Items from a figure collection
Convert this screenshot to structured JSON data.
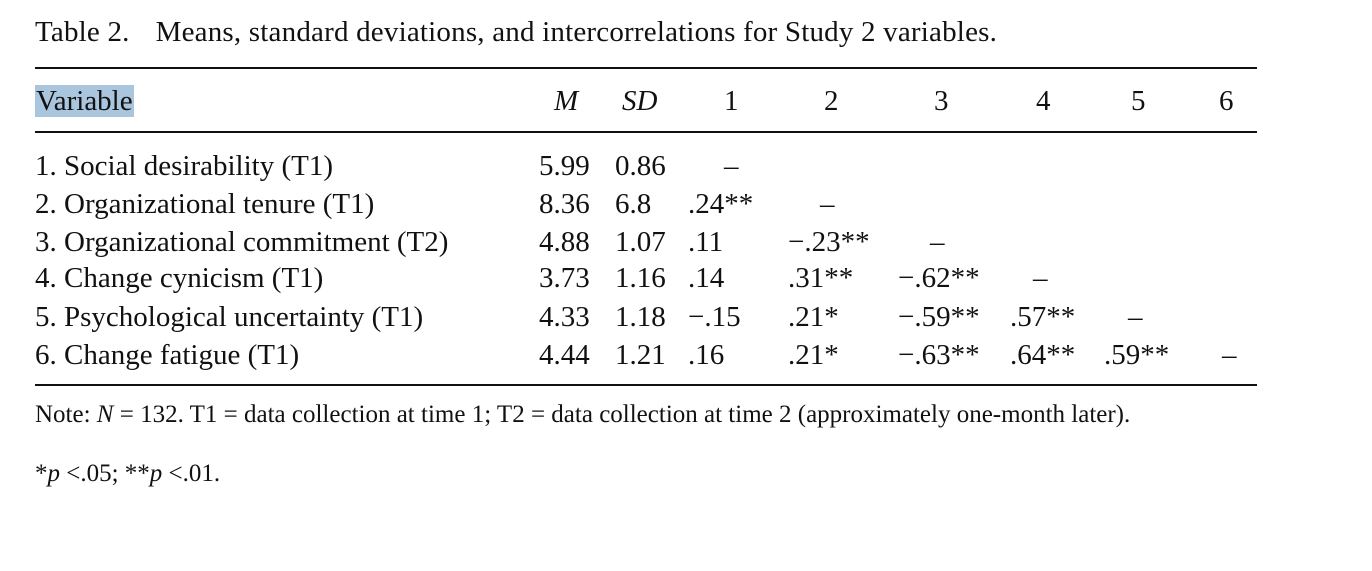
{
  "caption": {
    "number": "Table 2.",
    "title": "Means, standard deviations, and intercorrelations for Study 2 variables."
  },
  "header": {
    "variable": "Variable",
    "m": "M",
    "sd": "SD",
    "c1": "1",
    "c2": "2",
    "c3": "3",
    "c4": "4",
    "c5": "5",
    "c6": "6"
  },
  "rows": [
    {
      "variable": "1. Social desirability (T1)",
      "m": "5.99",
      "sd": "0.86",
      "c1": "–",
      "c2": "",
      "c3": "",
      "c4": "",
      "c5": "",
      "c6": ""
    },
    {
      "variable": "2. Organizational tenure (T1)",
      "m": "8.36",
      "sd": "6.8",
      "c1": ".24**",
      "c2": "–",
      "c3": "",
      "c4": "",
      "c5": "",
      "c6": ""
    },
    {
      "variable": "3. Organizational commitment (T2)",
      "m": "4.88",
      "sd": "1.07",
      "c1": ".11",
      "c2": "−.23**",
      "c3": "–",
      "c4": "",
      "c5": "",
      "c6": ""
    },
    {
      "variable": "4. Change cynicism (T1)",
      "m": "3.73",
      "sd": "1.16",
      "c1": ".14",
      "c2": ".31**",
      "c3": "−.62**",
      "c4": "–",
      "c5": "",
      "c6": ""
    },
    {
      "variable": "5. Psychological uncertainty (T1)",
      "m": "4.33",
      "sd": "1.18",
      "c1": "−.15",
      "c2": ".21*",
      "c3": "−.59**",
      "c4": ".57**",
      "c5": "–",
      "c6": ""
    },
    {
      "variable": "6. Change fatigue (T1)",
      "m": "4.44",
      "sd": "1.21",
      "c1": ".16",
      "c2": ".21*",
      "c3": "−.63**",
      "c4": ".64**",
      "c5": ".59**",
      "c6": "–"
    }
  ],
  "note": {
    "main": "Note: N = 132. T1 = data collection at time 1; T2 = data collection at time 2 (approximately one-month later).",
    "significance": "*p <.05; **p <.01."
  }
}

▸ WHAT IS ASKED: From the records given above, reproduce all text exactly and exclude each picture.

▸ SOLUTION BELOW:
Convert this screenshot to structured JSON data.
{
  "caption": {
    "number": "Table 2.",
    "title": "Means, standard deviations, and intercorrelations for Study 2 variables."
  },
  "header": {
    "variable": "Variable",
    "m": "M",
    "sd": "SD",
    "c1": "1",
    "c2": "2",
    "c3": "3",
    "c4": "4",
    "c5": "5",
    "c6": "6"
  },
  "rows": [
    {
      "variable": "1. Social desirability (T1)",
      "m": "5.99",
      "sd": "0.86",
      "c1": "–",
      "c2": "",
      "c3": "",
      "c4": "",
      "c5": "",
      "c6": ""
    },
    {
      "variable": "2. Organizational tenure (T1)",
      "m": "8.36",
      "sd": "6.8",
      "c1": ".24**",
      "c2": "–",
      "c3": "",
      "c4": "",
      "c5": "",
      "c6": ""
    },
    {
      "variable": "3. Organizational commitment (T2)",
      "m": "4.88",
      "sd": "1.07",
      "c1": ".11",
      "c2": "−.23**",
      "c3": "–",
      "c4": "",
      "c5": "",
      "c6": ""
    },
    {
      "variable": "4. Change cynicism (T1)",
      "m": "3.73",
      "sd": "1.16",
      "c1": ".14",
      "c2": ".31**",
      "c3": "−.62**",
      "c4": "–",
      "c5": "",
      "c6": ""
    },
    {
      "variable": "5. Psychological uncertainty (T1)",
      "m": "4.33",
      "sd": "1.18",
      "c1": "−.15",
      "c2": ".21*",
      "c3": "−.59**",
      "c4": ".57**",
      "c5": "–",
      "c6": ""
    },
    {
      "variable": "6. Change fatigue (T1)",
      "m": "4.44",
      "sd": "1.21",
      "c1": ".16",
      "c2": ".21*",
      "c3": "−.63**",
      "c4": ".64**",
      "c5": ".59**",
      "c6": "–"
    }
  ],
  "note": {
    "main": "Note: N = 132. T1 = data collection at time 1; T2 = data collection at time 2 (approximately one-month later).",
    "significance": "*p <.05; **p <.01."
  }
}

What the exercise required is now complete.